### Aim
With the images removed, repeat the data below exactly.

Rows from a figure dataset
[BEGIN]

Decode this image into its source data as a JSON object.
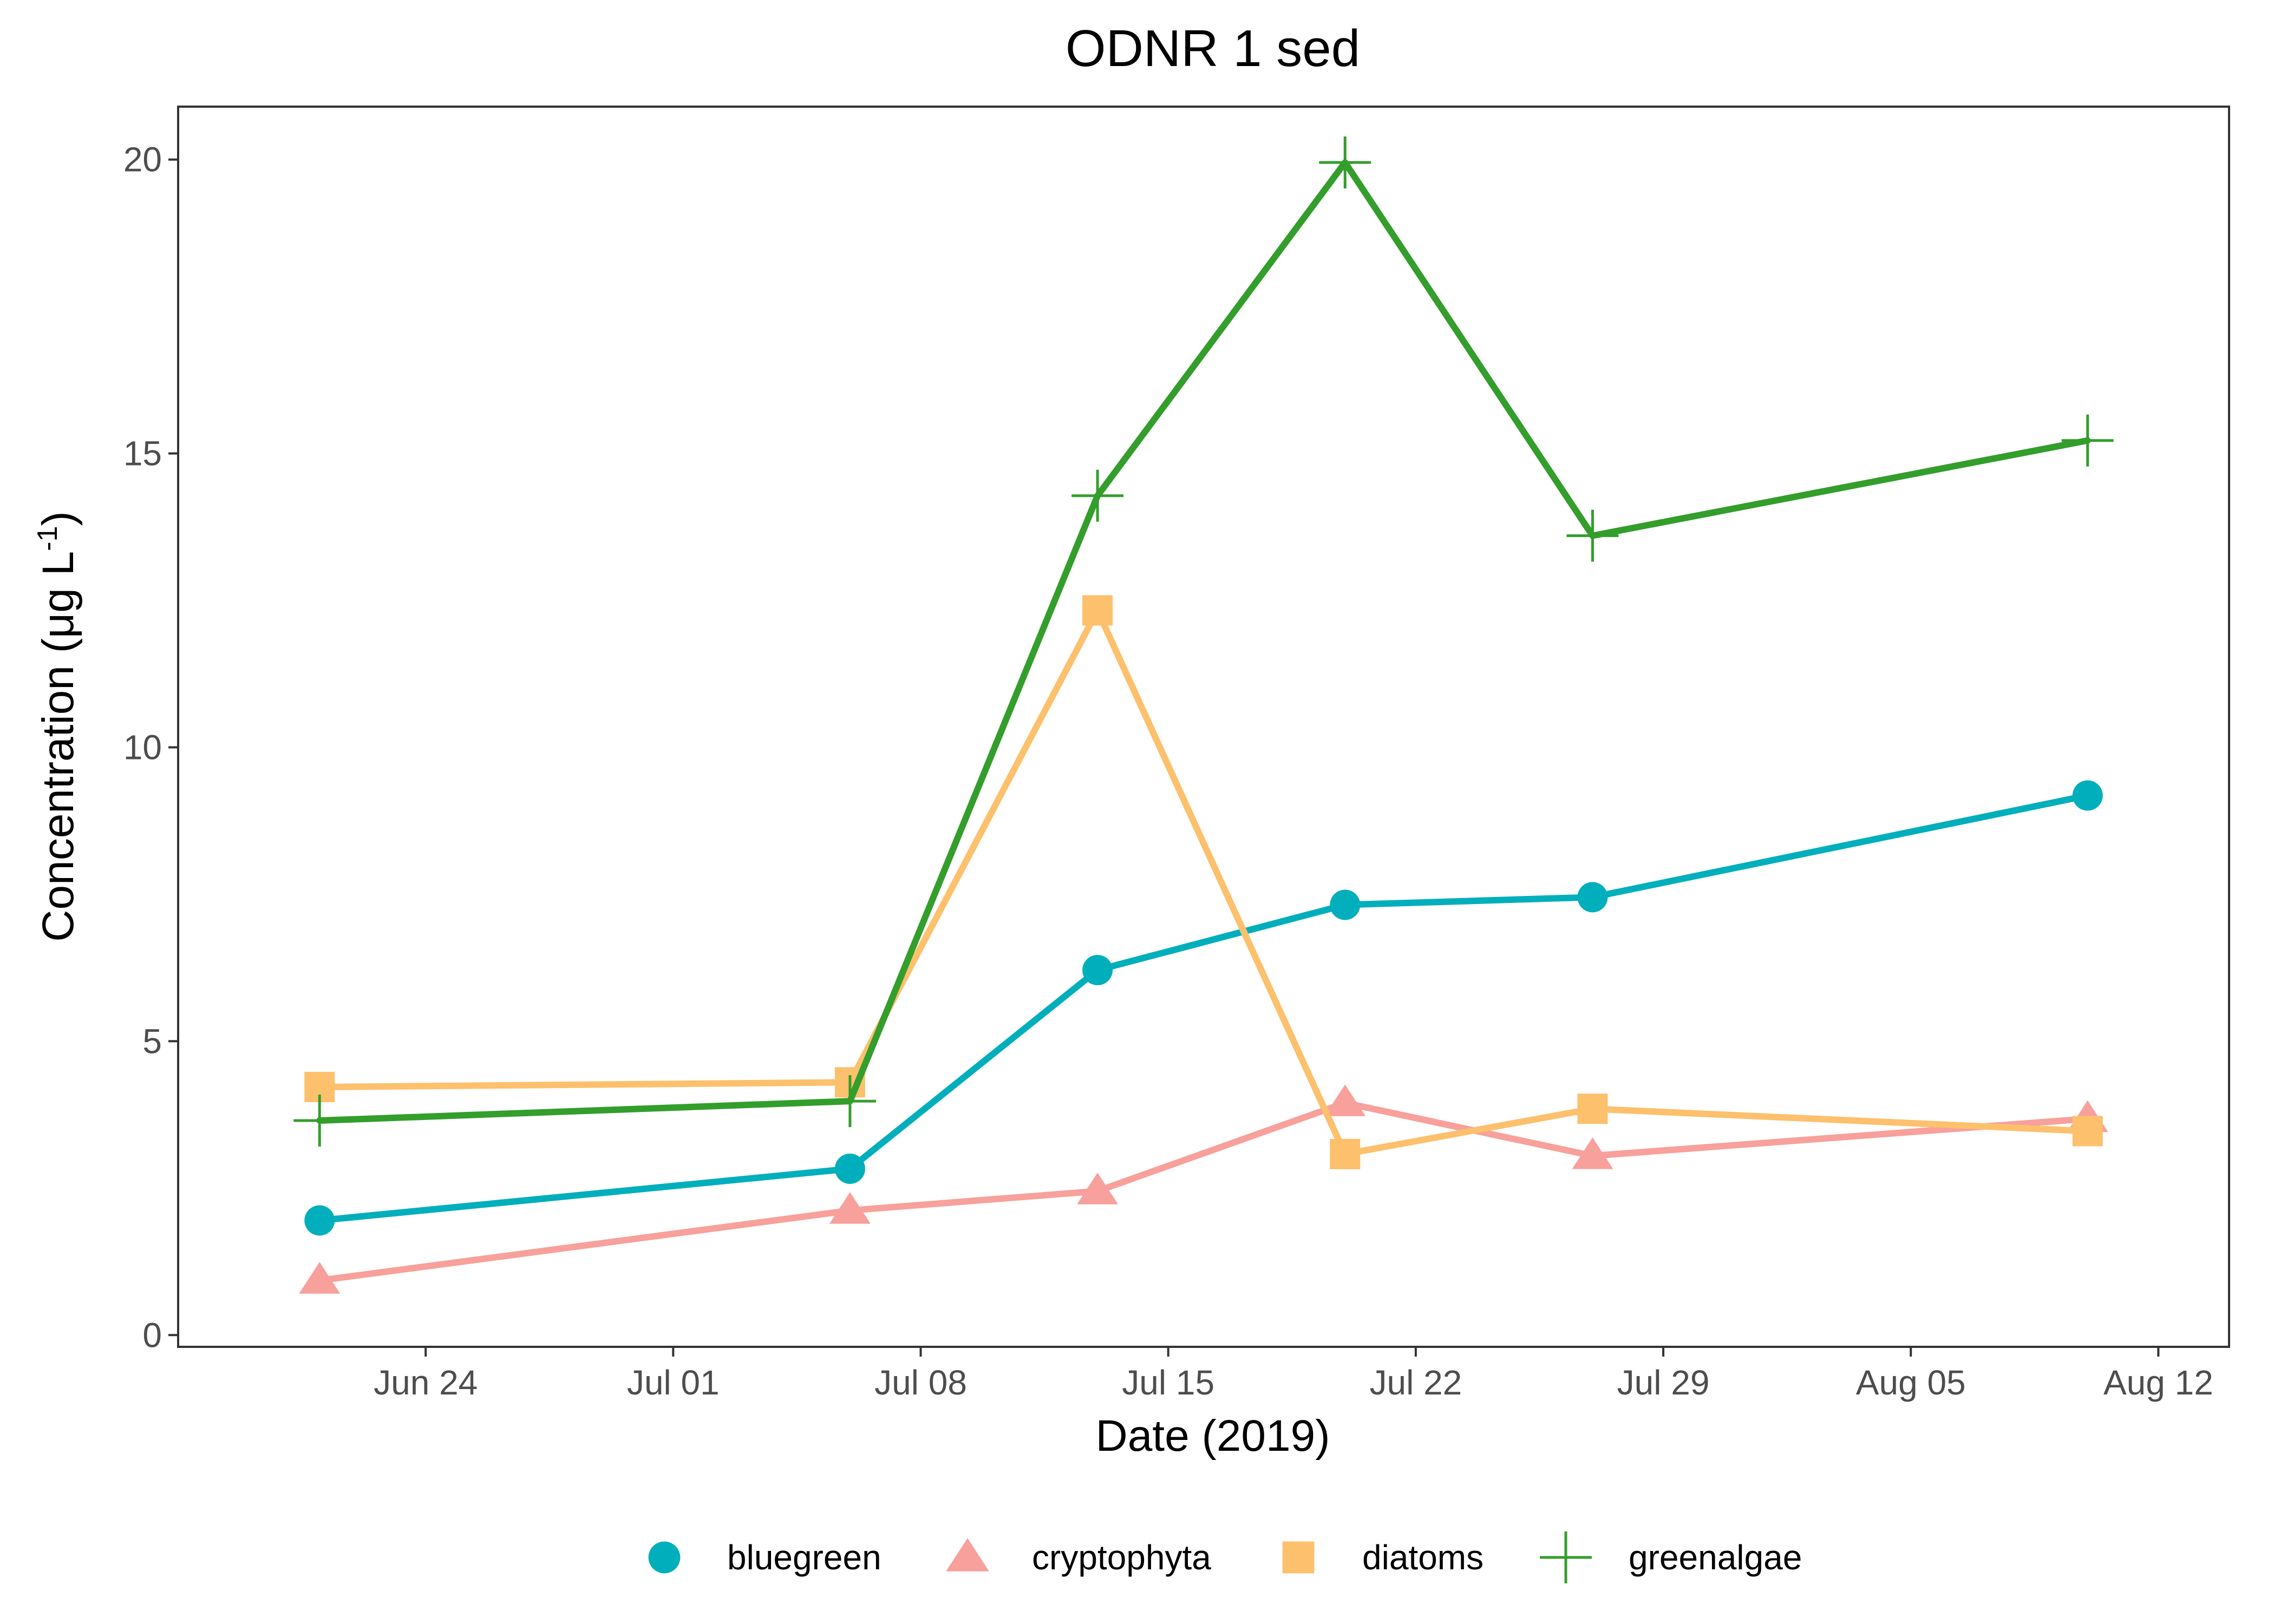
{
  "chart_data": {
    "type": "line",
    "title": "ODNR 1 sed",
    "xlabel": "Date (2019)",
    "ylabel": {
      "prefix": "Concentration (μg L",
      "superscript": "-1",
      "suffix": ")"
    },
    "x": [
      "2019-06-21",
      "2019-07-06",
      "2019-07-13",
      "2019-07-20",
      "2019-07-27",
      "2019-08-10"
    ],
    "xlim": [
      "2019-06-17",
      "2019-08-14"
    ],
    "x_ticks": [
      {
        "date": "2019-06-24",
        "label": "Jun 24"
      },
      {
        "date": "2019-07-01",
        "label": "Jul 01"
      },
      {
        "date": "2019-07-08",
        "label": "Jul 08"
      },
      {
        "date": "2019-07-15",
        "label": "Jul 15"
      },
      {
        "date": "2019-07-22",
        "label": "Jul 22"
      },
      {
        "date": "2019-07-29",
        "label": "Jul 29"
      },
      {
        "date": "2019-08-05",
        "label": "Aug 05"
      },
      {
        "date": "2019-08-12",
        "label": "Aug 12"
      }
    ],
    "ylim": [
      -0.2,
      20.9
    ],
    "y_ticks": [
      0,
      5,
      10,
      15,
      20
    ],
    "grid": false,
    "legend_position": "bottom",
    "series": [
      {
        "name": "bluegreen",
        "color": "#00AFBB",
        "shape": "circle",
        "values": [
          1.95,
          2.83,
          6.21,
          7.32,
          7.45,
          9.18
        ]
      },
      {
        "name": "cryptophyta",
        "color": "#F8A09B",
        "shape": "triangle",
        "values": [
          0.93,
          2.12,
          2.45,
          3.95,
          3.05,
          3.68
        ]
      },
      {
        "name": "diatoms",
        "color": "#FDC06C",
        "shape": "square",
        "values": [
          4.22,
          4.3,
          12.33,
          3.08,
          3.85,
          3.47
        ]
      },
      {
        "name": "greenalgae",
        "color": "#339E2B",
        "shape": "plus",
        "values": [
          3.65,
          3.98,
          14.28,
          19.95,
          13.6,
          15.22
        ]
      }
    ]
  }
}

[END]

### Worked solution
Decode this image into its source data as a JSON object.
{
  "chart_data": {
    "type": "line",
    "title": "ODNR 1 sed",
    "xlabel": "Date (2019)",
    "ylabel": {
      "prefix": "Concentration (μg L",
      "superscript": "-1",
      "suffix": ")"
    },
    "x": [
      "2019-06-21",
      "2019-07-06",
      "2019-07-13",
      "2019-07-20",
      "2019-07-27",
      "2019-08-10"
    ],
    "xlim": [
      "2019-06-17",
      "2019-08-14"
    ],
    "x_ticks": [
      {
        "date": "2019-06-24",
        "label": "Jun 24"
      },
      {
        "date": "2019-07-01",
        "label": "Jul 01"
      },
      {
        "date": "2019-07-08",
        "label": "Jul 08"
      },
      {
        "date": "2019-07-15",
        "label": "Jul 15"
      },
      {
        "date": "2019-07-22",
        "label": "Jul 22"
      },
      {
        "date": "2019-07-29",
        "label": "Jul 29"
      },
      {
        "date": "2019-08-05",
        "label": "Aug 05"
      },
      {
        "date": "2019-08-12",
        "label": "Aug 12"
      }
    ],
    "ylim": [
      -0.2,
      20.9
    ],
    "y_ticks": [
      0,
      5,
      10,
      15,
      20
    ],
    "grid": false,
    "legend_position": "bottom",
    "series": [
      {
        "name": "bluegreen",
        "color": "#00AFBB",
        "shape": "circle",
        "values": [
          1.95,
          2.83,
          6.21,
          7.32,
          7.45,
          9.18
        ]
      },
      {
        "name": "cryptophyta",
        "color": "#F8A09B",
        "shape": "triangle",
        "values": [
          0.93,
          2.12,
          2.45,
          3.95,
          3.05,
          3.68
        ]
      },
      {
        "name": "diatoms",
        "color": "#FDC06C",
        "shape": "square",
        "values": [
          4.22,
          4.3,
          12.33,
          3.08,
          3.85,
          3.47
        ]
      },
      {
        "name": "greenalgae",
        "color": "#339E2B",
        "shape": "plus",
        "values": [
          3.65,
          3.98,
          14.28,
          19.95,
          13.6,
          15.22
        ]
      }
    ]
  }
}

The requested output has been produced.